§ **WHAT YOU HAVE TO DO**: Below are some records. Write out the lines from the one containing "What's the underlying" to the last line, word for word, leaving out pictures.

§ **EXCERPTED DATA**:

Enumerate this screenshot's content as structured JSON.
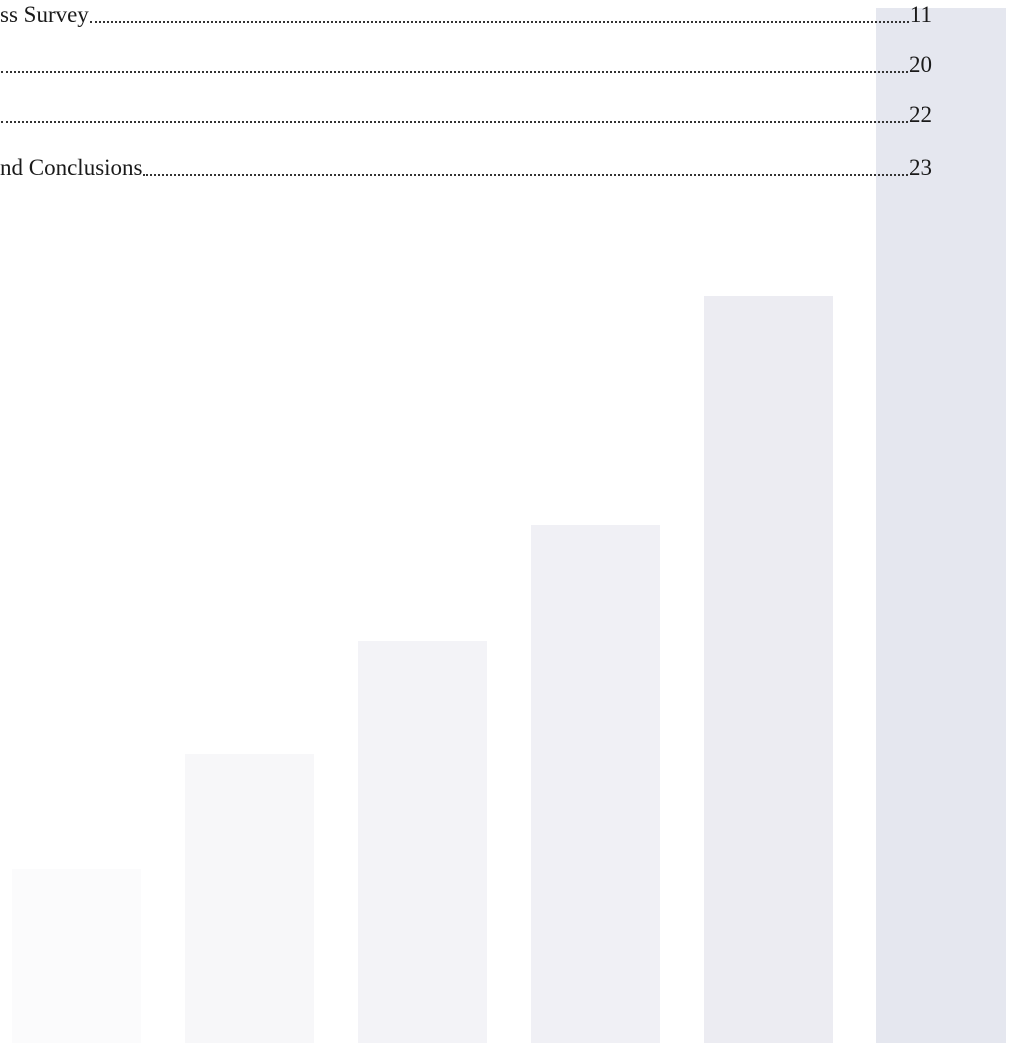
{
  "toc": {
    "entries": [
      {
        "title": "ss Survey",
        "page": "11"
      },
      {
        "page": "20"
      },
      {
        "page": "22"
      },
      {
        "title": "nd Conclusions",
        "page": "23"
      }
    ]
  }
}
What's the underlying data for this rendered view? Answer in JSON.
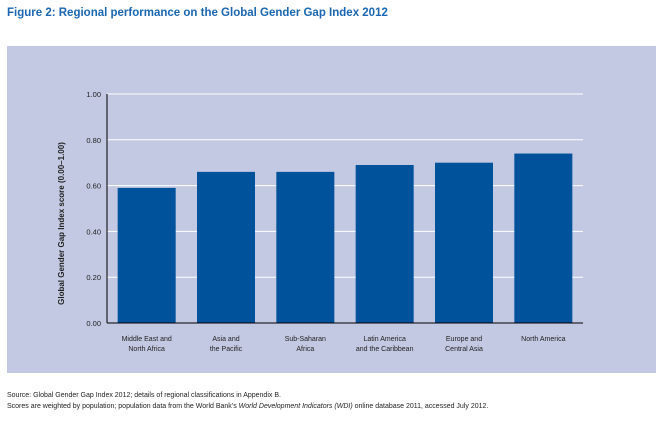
{
  "figure_title": "Figure 2: Regional performance on the Global Gender Gap Index 2012",
  "source_note": {
    "line1": "Source: Global Gender Gap Index 2012; details of regional classifications in Appendix B.",
    "line2_before": "Scores are weighted by population; population data from the World Bank’s ",
    "line2_italic": "World Development Indicators (WDI)",
    "line2_after": " online database 2011, accessed July 2012."
  },
  "colors": {
    "bar": "#00529b",
    "panel": "#c3c9e2",
    "title": "#1a66b0",
    "grid": "#ffffff"
  },
  "chart_data": {
    "type": "bar",
    "title": "",
    "ylabel": "Global Gender Gap Index score (0.00–1.00)",
    "xlabel": "",
    "ylim": [
      0,
      1
    ],
    "yticks": [
      "0.00",
      "0.20",
      "0.40",
      "0.60",
      "0.80",
      "1.00"
    ],
    "grid": true,
    "categories": [
      [
        "Middle East and",
        "North Africa"
      ],
      [
        "Asia and",
        "the Pacific"
      ],
      [
        "Sub-Saharan",
        "Africa"
      ],
      [
        "Latin America",
        "and the Caribbean"
      ],
      [
        "Europe and",
        "Central Asia"
      ],
      [
        "North America"
      ]
    ],
    "values": [
      0.59,
      0.66,
      0.66,
      0.69,
      0.7,
      0.74
    ]
  }
}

§ **EXERCISE SOLUTION**:
What's the underlying data for this rendered view? Answer in JSON.
{
  "figure_title": "Figure 2: Regional performance on the Global Gender Gap Index 2012",
  "source_note": {
    "line1": "Source: Global Gender Gap Index 2012; details of regional classifications in Appendix B.",
    "line2_before": "Scores are weighted by population; population data from the World Bank’s ",
    "line2_italic": "World Development Indicators (WDI)",
    "line2_after": " online database 2011, accessed July 2012."
  },
  "colors": {
    "bar": "#00529b",
    "panel": "#c3c9e2",
    "title": "#1a66b0",
    "grid": "#ffffff"
  },
  "chart_data": {
    "type": "bar",
    "title": "",
    "ylabel": "Global Gender Gap Index score (0.00–1.00)",
    "xlabel": "",
    "ylim": [
      0,
      1
    ],
    "yticks": [
      "0.00",
      "0.20",
      "0.40",
      "0.60",
      "0.80",
      "1.00"
    ],
    "grid": true,
    "categories": [
      [
        "Middle East and",
        "North Africa"
      ],
      [
        "Asia and",
        "the Pacific"
      ],
      [
        "Sub-Saharan",
        "Africa"
      ],
      [
        "Latin America",
        "and the Caribbean"
      ],
      [
        "Europe and",
        "Central Asia"
      ],
      [
        "North America"
      ]
    ],
    "values": [
      0.59,
      0.66,
      0.66,
      0.69,
      0.7,
      0.74
    ]
  }
}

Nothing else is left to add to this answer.